• _Description of the task_:
The records below are to be copied word for word, with every picture left out.
[Start Provided data]
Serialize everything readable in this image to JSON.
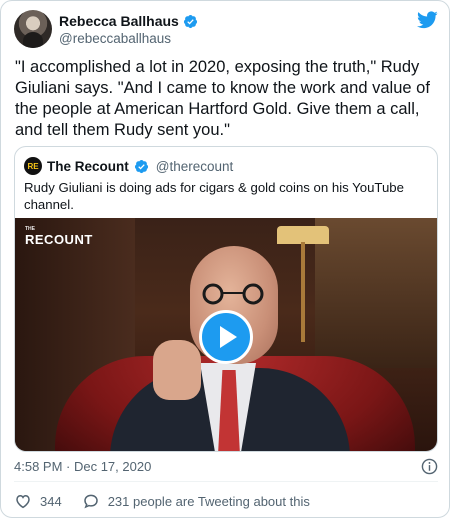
{
  "author": {
    "name": "Rebecca Ballhaus",
    "handle": "@rebeccaballhaus"
  },
  "tweet": {
    "text": "\"I accomplished a lot in 2020, exposing the truth,\" Rudy Giuliani says. \"And I came to know the work and value of the people at American Hartford Gold. Give them a call, and tell them Rudy sent you.\"",
    "timestamp": "4:58 PM · Dec 17, 2020"
  },
  "quoted": {
    "avatar_initials": "RE",
    "name": "The Recount",
    "handle": "@therecount",
    "text": "Rudy Giuliani is doing ads for cigars & gold coins on his YouTube channel.",
    "video_logo": "RECOUNT",
    "video_logo_prefix": "THE"
  },
  "actions": {
    "likes": "344",
    "conversation": "231 people are Tweeting about this"
  },
  "colors": {
    "accent": "#1d9bf0",
    "text": "#0f1419",
    "secondary": "#536471",
    "border": "#cfd9de"
  },
  "icons": {
    "verified": "verified-badge-icon",
    "twitter": "twitter-bird-icon",
    "info": "info-icon",
    "like": "heart-icon",
    "reply": "speech-bubble-icon",
    "play": "play-icon"
  }
}
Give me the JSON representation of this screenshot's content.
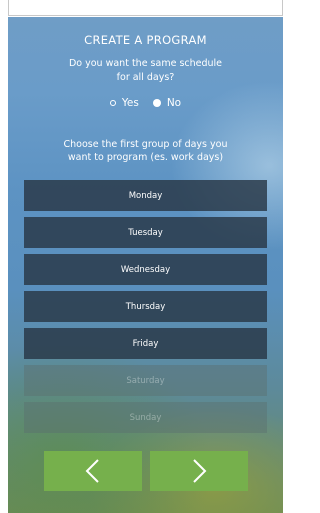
{
  "screen": {
    "title": "CREATE A PROGRAM",
    "question_line1": "Do you want the same schedule",
    "question_line2": "for all days?",
    "options": [
      {
        "label": "Yes",
        "selected": false
      },
      {
        "label": "No",
        "selected": true
      }
    ],
    "instruction_line1": "Choose the first group of days you",
    "instruction_line2": "want to program (es. work days)",
    "days": [
      {
        "label": "Monday",
        "enabled": true
      },
      {
        "label": "Tuesday",
        "enabled": true
      },
      {
        "label": "Wednesday",
        "enabled": true
      },
      {
        "label": "Thursday",
        "enabled": true
      },
      {
        "label": "Friday",
        "enabled": true
      },
      {
        "label": "Saturday",
        "enabled": false
      },
      {
        "label": "Sunday",
        "enabled": false
      }
    ],
    "nav": {
      "back_icon": "chevron-left-icon",
      "next_icon": "chevron-right-icon"
    }
  },
  "colors": {
    "accent": "#76b04c",
    "day_button": "#28374a",
    "text": "#ffffff"
  }
}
[End Provided data]
• _Response to the task_:
Serialize everything readable in this image to JSON.
{
  "author": {
    "name": "Rebecca Ballhaus",
    "handle": "@rebeccaballhaus"
  },
  "tweet": {
    "text": "\"I accomplished a lot in 2020, exposing the truth,\" Rudy Giuliani says. \"And I came to know the work and value of the people at American Hartford Gold. Give them a call, and tell them Rudy sent you.\"",
    "timestamp": "4:58 PM · Dec 17, 2020"
  },
  "quoted": {
    "avatar_initials": "RE",
    "name": "The Recount",
    "handle": "@therecount",
    "text": "Rudy Giuliani is doing ads for cigars & gold coins on his YouTube channel.",
    "video_logo": "RECOUNT",
    "video_logo_prefix": "THE"
  },
  "actions": {
    "likes": "344",
    "conversation": "231 people are Tweeting about this"
  },
  "colors": {
    "accent": "#1d9bf0",
    "text": "#0f1419",
    "secondary": "#536471",
    "border": "#cfd9de"
  },
  "icons": {
    "verified": "verified-badge-icon",
    "twitter": "twitter-bird-icon",
    "info": "info-icon",
    "like": "heart-icon",
    "reply": "speech-bubble-icon",
    "play": "play-icon"
  }
}
Give me the JSON representation of this screenshot's content.
{
  "screen": {
    "title": "CREATE A PROGRAM",
    "question_line1": "Do you want the same schedule",
    "question_line2": "for all days?",
    "options": [
      {
        "label": "Yes",
        "selected": false
      },
      {
        "label": "No",
        "selected": true
      }
    ],
    "instruction_line1": "Choose the first group of days you",
    "instruction_line2": "want to program (es. work days)",
    "days": [
      {
        "label": "Monday",
        "enabled": true
      },
      {
        "label": "Tuesday",
        "enabled": true
      },
      {
        "label": "Wednesday",
        "enabled": true
      },
      {
        "label": "Thursday",
        "enabled": true
      },
      {
        "label": "Friday",
        "enabled": true
      },
      {
        "label": "Saturday",
        "enabled": false
      },
      {
        "label": "Sunday",
        "enabled": false
      }
    ],
    "nav": {
      "back_icon": "chevron-left-icon",
      "next_icon": "chevron-right-icon"
    }
  },
  "colors": {
    "accent": "#76b04c",
    "day_button": "#28374a",
    "text": "#ffffff"
  }
}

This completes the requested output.